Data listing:
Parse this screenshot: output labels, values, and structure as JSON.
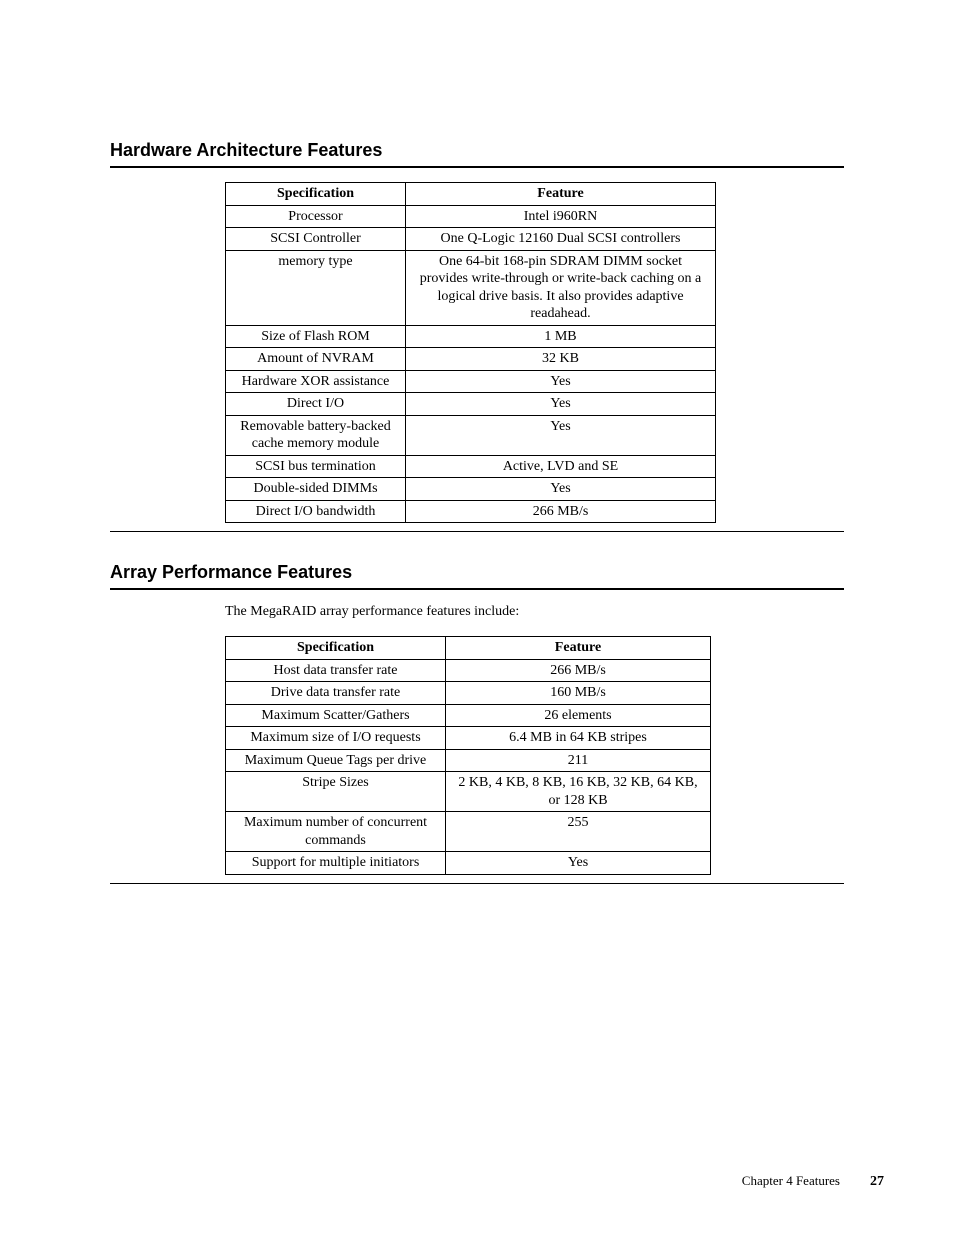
{
  "section1": {
    "heading": "Hardware Architecture Features",
    "headers": {
      "spec": "Specification",
      "feat": "Feature"
    },
    "rows": [
      {
        "spec": "Processor",
        "feat": "Intel i960RN"
      },
      {
        "spec": "SCSI Controller",
        "feat": "One Q-Logic 12160 Dual SCSI controllers"
      },
      {
        "spec": "memory type",
        "feat": "One 64-bit 168-pin SDRAM DIMM socket provides write-through or write-back caching on a logical drive basis. It also provides adaptive readahead."
      },
      {
        "spec": "Size of Flash ROM",
        "feat": "1 MB"
      },
      {
        "spec": "Amount of NVRAM",
        "feat": "32 KB"
      },
      {
        "spec": "Hardware XOR assistance",
        "feat": "Yes"
      },
      {
        "spec": "Direct I/O",
        "feat": "Yes"
      },
      {
        "spec": "Removable battery-backed cache memory module",
        "feat": "Yes"
      },
      {
        "spec": "SCSI bus termination",
        "feat": "Active, LVD and SE"
      },
      {
        "spec": "Double-sided DIMMs",
        "feat": "Yes"
      },
      {
        "spec": "Direct I/O bandwidth",
        "feat": "266 MB/s"
      }
    ]
  },
  "section2": {
    "heading": "Array Performance Features",
    "intro": "The MegaRAID array performance features include:",
    "headers": {
      "spec": "Specification",
      "feat": "Feature"
    },
    "rows": [
      {
        "spec": "Host data transfer rate",
        "feat": "266 MB/s"
      },
      {
        "spec": "Drive data transfer rate",
        "feat": "160 MB/s"
      },
      {
        "spec": "Maximum Scatter/Gathers",
        "feat": "26 elements"
      },
      {
        "spec": "Maximum size of I/O requests",
        "feat": "6.4 MB in 64 KB stripes"
      },
      {
        "spec": "Maximum Queue Tags per drive",
        "feat": "211"
      },
      {
        "spec": "Stripe Sizes",
        "feat": "2 KB, 4 KB, 8 KB, 16 KB, 32 KB, 64 KB, or 128 KB"
      },
      {
        "spec": "Maximum number of concurrent commands",
        "feat": "255"
      },
      {
        "spec": "Support for multiple initiators",
        "feat": "Yes"
      }
    ]
  },
  "footer": {
    "chapter": "Chapter 4 Features",
    "page": "27"
  },
  "table1_widths": {
    "col1": 180,
    "col2": 310
  },
  "table2_widths": {
    "col1": 220,
    "col2": 265
  }
}
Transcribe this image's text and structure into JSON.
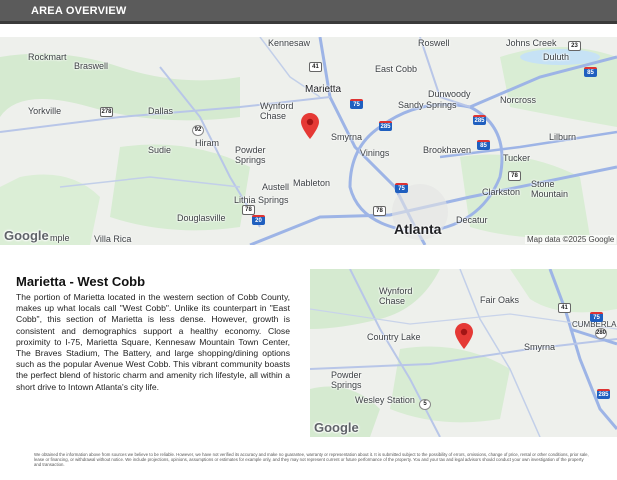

[What needs to be done]:
Quote the data above in full and without alteration; skip the pictures.

[Written answer]:
Parse this screenshot: output labels, values, and structure as JSON.
{
  "section1": {
    "heading": "Hardware Architecture Features",
    "headers": {
      "spec": "Specification",
      "feat": "Feature"
    },
    "rows": [
      {
        "spec": "Processor",
        "feat": "Intel i960RN"
      },
      {
        "spec": "SCSI Controller",
        "feat": "One Q-Logic 12160 Dual SCSI controllers"
      },
      {
        "spec": "memory type",
        "feat": "One 64-bit 168-pin SDRAM DIMM socket provides write-through or write-back caching on a logical drive basis. It also provides adaptive readahead."
      },
      {
        "spec": "Size of Flash ROM",
        "feat": "1 MB"
      },
      {
        "spec": "Amount of NVRAM",
        "feat": "32 KB"
      },
      {
        "spec": "Hardware XOR assistance",
        "feat": "Yes"
      },
      {
        "spec": "Direct I/O",
        "feat": "Yes"
      },
      {
        "spec": "Removable battery-backed cache memory module",
        "feat": "Yes"
      },
      {
        "spec": "SCSI bus termination",
        "feat": "Active, LVD and SE"
      },
      {
        "spec": "Double-sided DIMMs",
        "feat": "Yes"
      },
      {
        "spec": "Direct I/O bandwidth",
        "feat": "266 MB/s"
      }
    ]
  },
  "section2": {
    "heading": "Array Performance Features",
    "intro": "The MegaRAID array performance features include:",
    "headers": {
      "spec": "Specification",
      "feat": "Feature"
    },
    "rows": [
      {
        "spec": "Host data transfer rate",
        "feat": "266 MB/s"
      },
      {
        "spec": "Drive data transfer rate",
        "feat": "160 MB/s"
      },
      {
        "spec": "Maximum Scatter/Gathers",
        "feat": "26 elements"
      },
      {
        "spec": "Maximum size of I/O requests",
        "feat": "6.4 MB in 64 KB stripes"
      },
      {
        "spec": "Maximum Queue Tags per drive",
        "feat": "211"
      },
      {
        "spec": "Stripe Sizes",
        "feat": "2 KB, 4 KB, 8 KB, 16 KB, 32 KB, 64 KB, or 128 KB"
      },
      {
        "spec": "Maximum number of concurrent commands",
        "feat": "255"
      },
      {
        "spec": "Support for multiple initiators",
        "feat": "Yes"
      }
    ]
  },
  "footer": {
    "chapter": "Chapter 4 Features",
    "page": "27"
  },
  "table1_widths": {
    "col1": 180,
    "col2": 310
  },
  "table2_widths": {
    "col1": 220,
    "col2": 265
  }
}
Transcribe this image's text and structure into JSON.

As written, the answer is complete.